--- ESERCIZIO SCRITTO 1 ---
Stampa, parola per parola, il passo dell'estratto del documento qui sotto che va da "On. Presidente della" a "candidati alle elezioni.", estremi inclusi.
____ ESTRATTO DEL DOCUMENTO
Conversazione svolta da Chiara Lubich il 15 dicembre 2000 nella Sala di San Macuto a Roma, ad un folto gruppo di politici
a vari livelli e di tutte le tendenze politiche

On. Presidente della Camera,

Onorevoli senatori e deputati,

rappresentanti del governo e dell’opposizione,

sindaci, amministratori e funzionari della pubblica amministrazione,

cittadini, dirigenti e militanti dei partiti,

prossimi candidati alle elezioni.

Ringrazio tutti della loro presenza mentre oso sperare, con questo mio intervento, di offrire una serena tregua agli impegnatissimi loro lavori. Più di un mese fa mi trovavo a Washington D.C. Erano i giorni in cui alla Casa Bianca il presidente Clinton accoglieva Arafat e poi separatamente Barak per uno dei suoi tentativi di riportare la pace in Medio Oriente, purtroppo anche quello senza esito. Erano i giorni in cui si votava per il nuovo presidente e iniziava l’interminabile altalena fra i due candidati, che tutti conosciamo. Nella bella bianca città, capoluogo federale degli USA, pur abbellita da un meraviglioso sole non previsto, un’atmosfera grigia e pesante si rifletteva sui volti dei suoi cittadini. Da una parte era palese la costatazione della quasi impossibilità di sanare col solo dialogo certe situazioni di estrema difficoltà. Dall’altra che a questo mondo la perfezione non esiste, nemmeno per la democrazia degli Stati Uniti. Nello stesso tempo, in mezzo ad una società nella quale le discriminazioni razziali sono effettivamente ancora esistenti, nel grande Centro dei Congressi di Washington, dove fino a poche ore prima si erano tenuti i convegni elettorali, ecco un evento, parso quasi un miracolo, un segno dei tempi: una potente spinta innovativa nel dialogo tra gruppi diversi per cultura e religione. 7.000 rappresentanti di due Movimenti consistenti: uno cattolico, il Movimento dei Focolari, interreligioso e interculturale formato in prevalenza di bianchi e cristiani, diffuso in tutto il mondo con milioni di aderenti; l’altro l’Associazione di musulmani afroamericani (Muslim American Society) di due milioni, guidata da W.D. Mohammed, erede dell’azione di pace ed emancipazione di Malcolm X, suggellavano in questo nostro tempo di gravi tensioni, paure e conflitti proprio tra cristiani e musulmani, la loro fratellanza coltivata da qualche tempo. In un’esultazione non semplicemente umana, in un abbraccio sincero, con un applauso senza fine, si promettevano di proseguire il loro cammino nella più piena unione possibile e di allargarlo ad altri di quell’infinito numero di singoli e gruppi presenti negli USA provenienti in pratica da tutte le nazioni del mondo. Il tutto trasmesso dalla televisione via satellite in Europa e Medio Oriente.
________
____ MATERIALE
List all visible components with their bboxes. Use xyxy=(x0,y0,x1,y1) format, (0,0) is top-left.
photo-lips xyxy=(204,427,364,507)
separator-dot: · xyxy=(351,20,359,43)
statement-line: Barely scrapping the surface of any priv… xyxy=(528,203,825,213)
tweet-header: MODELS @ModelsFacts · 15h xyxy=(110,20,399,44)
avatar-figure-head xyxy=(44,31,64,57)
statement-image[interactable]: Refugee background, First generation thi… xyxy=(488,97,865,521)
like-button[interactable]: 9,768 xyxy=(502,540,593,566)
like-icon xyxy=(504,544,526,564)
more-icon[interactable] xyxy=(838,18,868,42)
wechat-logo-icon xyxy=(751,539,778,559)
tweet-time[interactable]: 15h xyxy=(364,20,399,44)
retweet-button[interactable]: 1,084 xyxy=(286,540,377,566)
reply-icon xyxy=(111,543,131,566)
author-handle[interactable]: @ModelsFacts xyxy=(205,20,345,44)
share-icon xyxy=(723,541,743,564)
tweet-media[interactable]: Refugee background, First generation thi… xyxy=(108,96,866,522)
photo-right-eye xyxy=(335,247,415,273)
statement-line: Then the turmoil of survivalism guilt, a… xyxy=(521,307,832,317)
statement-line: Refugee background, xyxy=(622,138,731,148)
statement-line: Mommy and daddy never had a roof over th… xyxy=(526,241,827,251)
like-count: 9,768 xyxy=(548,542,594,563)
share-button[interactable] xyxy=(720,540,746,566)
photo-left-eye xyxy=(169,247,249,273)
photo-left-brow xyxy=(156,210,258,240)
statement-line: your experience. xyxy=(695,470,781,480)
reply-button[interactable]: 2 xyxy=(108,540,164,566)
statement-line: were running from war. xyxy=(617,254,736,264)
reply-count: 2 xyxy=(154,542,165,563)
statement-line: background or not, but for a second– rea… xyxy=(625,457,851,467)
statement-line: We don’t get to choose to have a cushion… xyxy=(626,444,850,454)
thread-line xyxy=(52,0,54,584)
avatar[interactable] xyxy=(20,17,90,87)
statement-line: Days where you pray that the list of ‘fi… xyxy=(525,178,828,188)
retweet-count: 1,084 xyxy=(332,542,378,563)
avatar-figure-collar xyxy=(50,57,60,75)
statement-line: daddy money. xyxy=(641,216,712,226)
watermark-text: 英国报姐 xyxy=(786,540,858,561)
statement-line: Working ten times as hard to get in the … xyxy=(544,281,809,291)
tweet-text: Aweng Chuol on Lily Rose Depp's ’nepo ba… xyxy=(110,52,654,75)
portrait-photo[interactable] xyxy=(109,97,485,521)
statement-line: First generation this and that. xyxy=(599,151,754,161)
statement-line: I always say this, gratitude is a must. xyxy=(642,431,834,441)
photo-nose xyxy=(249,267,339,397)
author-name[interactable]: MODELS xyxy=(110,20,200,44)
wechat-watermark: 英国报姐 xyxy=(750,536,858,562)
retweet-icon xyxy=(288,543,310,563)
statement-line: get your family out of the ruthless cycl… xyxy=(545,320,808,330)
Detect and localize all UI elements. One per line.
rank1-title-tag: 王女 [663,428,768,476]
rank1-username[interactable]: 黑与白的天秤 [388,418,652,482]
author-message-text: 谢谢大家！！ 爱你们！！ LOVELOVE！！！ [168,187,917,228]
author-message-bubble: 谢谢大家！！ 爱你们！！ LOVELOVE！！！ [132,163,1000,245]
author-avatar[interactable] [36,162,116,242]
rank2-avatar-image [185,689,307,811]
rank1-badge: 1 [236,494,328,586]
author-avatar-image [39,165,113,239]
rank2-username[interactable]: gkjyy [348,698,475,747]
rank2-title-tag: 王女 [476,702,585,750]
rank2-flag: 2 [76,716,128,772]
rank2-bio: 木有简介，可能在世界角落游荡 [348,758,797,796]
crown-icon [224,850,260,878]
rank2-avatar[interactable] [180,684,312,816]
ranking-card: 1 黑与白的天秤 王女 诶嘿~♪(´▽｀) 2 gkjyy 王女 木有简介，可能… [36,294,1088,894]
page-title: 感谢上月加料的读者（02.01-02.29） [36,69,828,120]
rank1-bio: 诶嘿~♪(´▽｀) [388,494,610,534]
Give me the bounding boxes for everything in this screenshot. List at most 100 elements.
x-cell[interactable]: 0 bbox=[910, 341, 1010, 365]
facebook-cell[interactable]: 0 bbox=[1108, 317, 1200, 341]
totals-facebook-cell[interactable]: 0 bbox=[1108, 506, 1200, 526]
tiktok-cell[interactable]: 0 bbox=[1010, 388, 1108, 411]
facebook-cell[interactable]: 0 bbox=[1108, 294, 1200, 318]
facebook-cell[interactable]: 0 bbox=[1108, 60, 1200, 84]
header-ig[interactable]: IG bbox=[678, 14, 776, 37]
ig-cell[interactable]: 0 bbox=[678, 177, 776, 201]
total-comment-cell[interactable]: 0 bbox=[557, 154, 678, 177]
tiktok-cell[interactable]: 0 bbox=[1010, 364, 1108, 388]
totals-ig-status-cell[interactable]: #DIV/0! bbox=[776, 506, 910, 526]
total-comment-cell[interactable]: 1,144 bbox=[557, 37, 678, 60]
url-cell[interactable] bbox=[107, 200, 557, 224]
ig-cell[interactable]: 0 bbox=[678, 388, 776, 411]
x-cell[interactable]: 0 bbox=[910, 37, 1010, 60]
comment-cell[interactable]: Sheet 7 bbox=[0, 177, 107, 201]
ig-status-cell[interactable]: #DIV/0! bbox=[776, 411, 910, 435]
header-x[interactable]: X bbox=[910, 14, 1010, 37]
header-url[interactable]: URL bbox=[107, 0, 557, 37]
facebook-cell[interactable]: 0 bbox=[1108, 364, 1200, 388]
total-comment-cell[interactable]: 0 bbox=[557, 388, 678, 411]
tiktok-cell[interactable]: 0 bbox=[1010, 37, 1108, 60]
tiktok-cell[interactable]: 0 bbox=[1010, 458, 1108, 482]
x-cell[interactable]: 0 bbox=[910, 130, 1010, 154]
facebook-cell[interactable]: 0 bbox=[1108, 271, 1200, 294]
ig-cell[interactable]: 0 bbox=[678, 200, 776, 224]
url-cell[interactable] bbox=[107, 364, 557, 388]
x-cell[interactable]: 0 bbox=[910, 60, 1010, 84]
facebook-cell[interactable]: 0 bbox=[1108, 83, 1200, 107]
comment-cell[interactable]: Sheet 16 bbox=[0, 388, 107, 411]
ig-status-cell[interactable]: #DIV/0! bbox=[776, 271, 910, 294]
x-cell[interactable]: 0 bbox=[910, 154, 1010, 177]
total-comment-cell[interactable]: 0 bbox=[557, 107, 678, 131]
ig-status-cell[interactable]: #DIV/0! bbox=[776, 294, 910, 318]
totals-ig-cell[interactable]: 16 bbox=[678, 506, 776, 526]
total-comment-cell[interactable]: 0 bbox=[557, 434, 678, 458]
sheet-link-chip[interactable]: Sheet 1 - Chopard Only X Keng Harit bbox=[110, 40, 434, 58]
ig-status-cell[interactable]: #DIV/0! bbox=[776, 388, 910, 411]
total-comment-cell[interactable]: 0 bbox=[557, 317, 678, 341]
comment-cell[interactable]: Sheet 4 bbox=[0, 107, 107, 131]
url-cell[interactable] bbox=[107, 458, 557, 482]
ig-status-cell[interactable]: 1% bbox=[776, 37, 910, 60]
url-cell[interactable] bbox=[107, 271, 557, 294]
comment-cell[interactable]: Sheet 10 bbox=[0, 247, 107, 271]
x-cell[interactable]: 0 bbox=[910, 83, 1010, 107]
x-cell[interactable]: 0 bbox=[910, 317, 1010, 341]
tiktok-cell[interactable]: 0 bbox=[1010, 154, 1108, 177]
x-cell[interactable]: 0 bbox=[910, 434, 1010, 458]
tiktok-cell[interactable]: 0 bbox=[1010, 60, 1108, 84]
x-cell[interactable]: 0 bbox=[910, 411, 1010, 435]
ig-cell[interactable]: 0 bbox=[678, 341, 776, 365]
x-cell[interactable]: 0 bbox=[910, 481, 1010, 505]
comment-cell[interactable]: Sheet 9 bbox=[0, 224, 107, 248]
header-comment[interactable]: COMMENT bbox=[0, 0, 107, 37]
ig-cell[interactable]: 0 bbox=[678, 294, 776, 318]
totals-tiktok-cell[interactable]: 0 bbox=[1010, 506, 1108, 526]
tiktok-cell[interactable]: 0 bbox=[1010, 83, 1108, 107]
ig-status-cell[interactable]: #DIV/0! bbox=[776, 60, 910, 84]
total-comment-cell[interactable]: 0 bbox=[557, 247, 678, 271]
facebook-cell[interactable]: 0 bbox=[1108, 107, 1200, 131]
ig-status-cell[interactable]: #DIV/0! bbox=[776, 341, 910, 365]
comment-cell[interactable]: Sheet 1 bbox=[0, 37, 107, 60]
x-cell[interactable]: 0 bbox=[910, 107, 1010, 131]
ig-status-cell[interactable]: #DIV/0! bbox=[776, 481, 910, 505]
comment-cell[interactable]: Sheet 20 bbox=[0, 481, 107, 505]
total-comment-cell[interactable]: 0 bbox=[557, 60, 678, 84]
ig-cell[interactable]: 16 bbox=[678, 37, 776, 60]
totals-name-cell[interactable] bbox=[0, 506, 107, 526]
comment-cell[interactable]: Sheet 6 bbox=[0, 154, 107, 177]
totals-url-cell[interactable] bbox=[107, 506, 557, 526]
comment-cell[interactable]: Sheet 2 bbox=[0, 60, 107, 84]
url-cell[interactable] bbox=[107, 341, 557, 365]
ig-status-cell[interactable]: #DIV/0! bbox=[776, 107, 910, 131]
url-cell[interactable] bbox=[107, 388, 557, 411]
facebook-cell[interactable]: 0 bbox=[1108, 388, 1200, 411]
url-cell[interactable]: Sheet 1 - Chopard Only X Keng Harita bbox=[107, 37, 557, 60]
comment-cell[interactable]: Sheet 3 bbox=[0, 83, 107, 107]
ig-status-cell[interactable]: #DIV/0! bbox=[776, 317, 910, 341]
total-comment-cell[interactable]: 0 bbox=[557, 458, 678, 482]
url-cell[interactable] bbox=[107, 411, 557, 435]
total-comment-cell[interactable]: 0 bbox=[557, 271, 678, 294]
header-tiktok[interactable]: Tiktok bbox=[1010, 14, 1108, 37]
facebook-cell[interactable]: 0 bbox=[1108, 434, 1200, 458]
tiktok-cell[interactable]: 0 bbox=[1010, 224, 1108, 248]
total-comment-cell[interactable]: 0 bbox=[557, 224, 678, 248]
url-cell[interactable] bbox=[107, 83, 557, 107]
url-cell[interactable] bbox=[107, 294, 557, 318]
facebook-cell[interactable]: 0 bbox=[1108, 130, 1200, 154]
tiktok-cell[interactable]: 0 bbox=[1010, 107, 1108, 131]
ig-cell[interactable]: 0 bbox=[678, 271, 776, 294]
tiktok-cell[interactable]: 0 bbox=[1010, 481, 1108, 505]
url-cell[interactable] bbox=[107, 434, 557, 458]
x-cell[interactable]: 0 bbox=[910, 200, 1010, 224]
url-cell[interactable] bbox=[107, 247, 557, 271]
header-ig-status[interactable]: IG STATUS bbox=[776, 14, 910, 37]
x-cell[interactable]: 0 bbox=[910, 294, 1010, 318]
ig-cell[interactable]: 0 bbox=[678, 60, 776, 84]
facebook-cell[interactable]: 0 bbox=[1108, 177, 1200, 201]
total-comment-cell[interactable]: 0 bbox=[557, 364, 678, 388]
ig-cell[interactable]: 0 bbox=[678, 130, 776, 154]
________
--- ESERCIZIO SCRITTO 2 ---
Sostituisci "statement-line" con "text-line" nelle righe del materiale comprese tra la prima e quella che contiene "avatar-figure-collar xyxy=(50,57,60,75)", entrambe incluse. Riporta soltanto queste righe, lasciando invariato tutto il resto.

--- SOLUZIONE 1 ---
On. Presidente della Camera,

Onorevoli senatori e deputati,

rappresentanti del governo e dell’opposizione,

sindaci, amministratori e funzionari della pubblica amministrazione,

cittadini, dirigenti e militanti dei partiti,

prossimi candidati alle elezioni.

--- SOLUZIONE 2 ---
List all visible components with their bboxes. Use xyxy=(x0,y0,x1,y1) format, (0,0) is top-left.
photo-lips xyxy=(204,427,364,507)
separator-dot: · xyxy=(351,20,359,43)
text-line: Barely scrapping the surface of any priv… xyxy=(528,203,825,213)
tweet-header: MODELS @ModelsFacts · 15h xyxy=(110,20,399,44)
avatar-figure-head xyxy=(44,31,64,57)
statement-image[interactable]: Refugee background, First generation thi… xyxy=(488,97,865,521)
like-button[interactable]: 9,768 xyxy=(502,540,593,566)
like-icon xyxy=(504,544,526,564)
more-icon[interactable] xyxy=(838,18,868,42)
wechat-logo-icon xyxy=(751,539,778,559)
tweet-time[interactable]: 15h xyxy=(364,20,399,44)
retweet-button[interactable]: 1,084 xyxy=(286,540,377,566)
reply-icon xyxy=(111,543,131,566)
author-handle[interactable]: @ModelsFacts xyxy=(205,20,345,44)
share-icon xyxy=(723,541,743,564)
tweet-media[interactable]: Refugee background, First generation thi… xyxy=(108,96,866,522)
photo-right-eye xyxy=(335,247,415,273)
text-line: Then the turmoil of survivalism guilt, a… xyxy=(521,307,832,317)
text-line: Refugee background, xyxy=(622,138,731,148)
text-line: Mommy and daddy never had a roof over th… xyxy=(526,241,827,251)
like-count: 9,768 xyxy=(548,542,594,563)
share-button[interactable] xyxy=(720,540,746,566)
photo-left-eye xyxy=(169,247,249,273)
photo-left-brow xyxy=(156,210,258,240)
text-line: your experience. xyxy=(695,470,781,480)
reply-button[interactable]: 2 xyxy=(108,540,164,566)
text-line: were running from war. xyxy=(617,254,736,264)
reply-count: 2 xyxy=(154,542,165,563)
text-line: background or not, but for a second– rea… xyxy=(625,457,851,467)
text-line: We don’t get to choose to have a cushion… xyxy=(626,444,850,454)
thread-line xyxy=(52,0,54,584)
avatar[interactable] xyxy=(20,17,90,87)
text-line: Days where you pray that the list of ‘fi… xyxy=(525,178,828,188)
retweet-count: 1,084 xyxy=(332,542,378,563)
avatar-figure-collar xyxy=(50,57,60,75)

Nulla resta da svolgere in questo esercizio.